▸ Source records:
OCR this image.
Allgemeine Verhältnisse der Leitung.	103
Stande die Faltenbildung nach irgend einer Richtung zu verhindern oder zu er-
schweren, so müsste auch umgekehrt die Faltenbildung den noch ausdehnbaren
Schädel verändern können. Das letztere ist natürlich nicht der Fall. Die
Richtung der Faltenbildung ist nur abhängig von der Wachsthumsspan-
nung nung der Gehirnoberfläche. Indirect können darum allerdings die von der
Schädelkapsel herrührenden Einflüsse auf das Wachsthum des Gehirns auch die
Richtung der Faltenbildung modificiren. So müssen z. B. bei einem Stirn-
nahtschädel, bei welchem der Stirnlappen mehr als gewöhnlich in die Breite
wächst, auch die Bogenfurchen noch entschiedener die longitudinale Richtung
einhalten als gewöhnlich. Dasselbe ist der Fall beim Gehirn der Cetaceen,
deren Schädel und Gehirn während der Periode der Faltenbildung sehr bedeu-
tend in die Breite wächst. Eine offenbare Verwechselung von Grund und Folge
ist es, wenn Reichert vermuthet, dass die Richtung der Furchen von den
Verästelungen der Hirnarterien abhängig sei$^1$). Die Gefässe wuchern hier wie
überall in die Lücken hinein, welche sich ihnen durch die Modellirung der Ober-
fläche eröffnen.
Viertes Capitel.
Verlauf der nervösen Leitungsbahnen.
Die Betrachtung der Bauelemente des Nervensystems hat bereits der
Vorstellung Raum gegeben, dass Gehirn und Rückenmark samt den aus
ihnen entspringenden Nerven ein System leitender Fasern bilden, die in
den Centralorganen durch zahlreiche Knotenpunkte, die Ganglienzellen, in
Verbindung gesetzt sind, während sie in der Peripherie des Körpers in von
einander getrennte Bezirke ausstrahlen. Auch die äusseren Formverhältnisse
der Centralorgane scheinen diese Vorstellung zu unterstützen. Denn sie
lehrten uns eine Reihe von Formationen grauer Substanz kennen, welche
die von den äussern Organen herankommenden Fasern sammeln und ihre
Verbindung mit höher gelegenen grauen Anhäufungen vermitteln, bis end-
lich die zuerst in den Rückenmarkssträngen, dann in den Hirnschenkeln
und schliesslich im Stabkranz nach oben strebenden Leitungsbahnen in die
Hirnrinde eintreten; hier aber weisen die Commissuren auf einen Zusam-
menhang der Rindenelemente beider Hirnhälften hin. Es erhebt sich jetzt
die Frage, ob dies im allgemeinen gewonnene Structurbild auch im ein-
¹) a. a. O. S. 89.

--

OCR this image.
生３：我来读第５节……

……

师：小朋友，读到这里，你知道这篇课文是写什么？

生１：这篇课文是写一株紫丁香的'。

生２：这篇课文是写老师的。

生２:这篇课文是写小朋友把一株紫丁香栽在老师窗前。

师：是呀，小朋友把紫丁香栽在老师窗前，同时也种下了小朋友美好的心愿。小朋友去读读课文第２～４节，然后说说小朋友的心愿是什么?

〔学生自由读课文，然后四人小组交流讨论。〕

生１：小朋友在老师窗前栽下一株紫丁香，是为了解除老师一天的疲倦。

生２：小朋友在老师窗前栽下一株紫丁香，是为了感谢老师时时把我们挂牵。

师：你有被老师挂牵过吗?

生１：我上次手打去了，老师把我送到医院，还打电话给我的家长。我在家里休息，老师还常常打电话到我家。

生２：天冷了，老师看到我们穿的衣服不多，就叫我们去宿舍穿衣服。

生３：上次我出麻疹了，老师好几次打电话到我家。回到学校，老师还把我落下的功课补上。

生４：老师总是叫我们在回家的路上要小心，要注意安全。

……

...

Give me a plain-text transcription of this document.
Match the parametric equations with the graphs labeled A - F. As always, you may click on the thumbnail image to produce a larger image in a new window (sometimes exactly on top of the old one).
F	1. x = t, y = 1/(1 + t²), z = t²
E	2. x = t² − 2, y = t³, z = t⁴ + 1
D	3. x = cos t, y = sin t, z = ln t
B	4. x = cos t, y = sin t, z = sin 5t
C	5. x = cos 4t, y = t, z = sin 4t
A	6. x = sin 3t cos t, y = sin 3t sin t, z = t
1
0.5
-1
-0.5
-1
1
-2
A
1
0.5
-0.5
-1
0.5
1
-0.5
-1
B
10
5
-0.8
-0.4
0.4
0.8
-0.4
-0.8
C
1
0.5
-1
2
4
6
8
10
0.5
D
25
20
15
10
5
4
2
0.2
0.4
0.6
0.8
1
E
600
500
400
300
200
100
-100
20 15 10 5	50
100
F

▸ What you have to do:
Copy all lines from the entries that contain the word "während".

▸ Finished exercise:
deren Schädel und Gehirn während der Periode der Faltenbildung sehr bedeu-
Verbindung gesetzt sind, während sie in der Peripherie des Körpers in von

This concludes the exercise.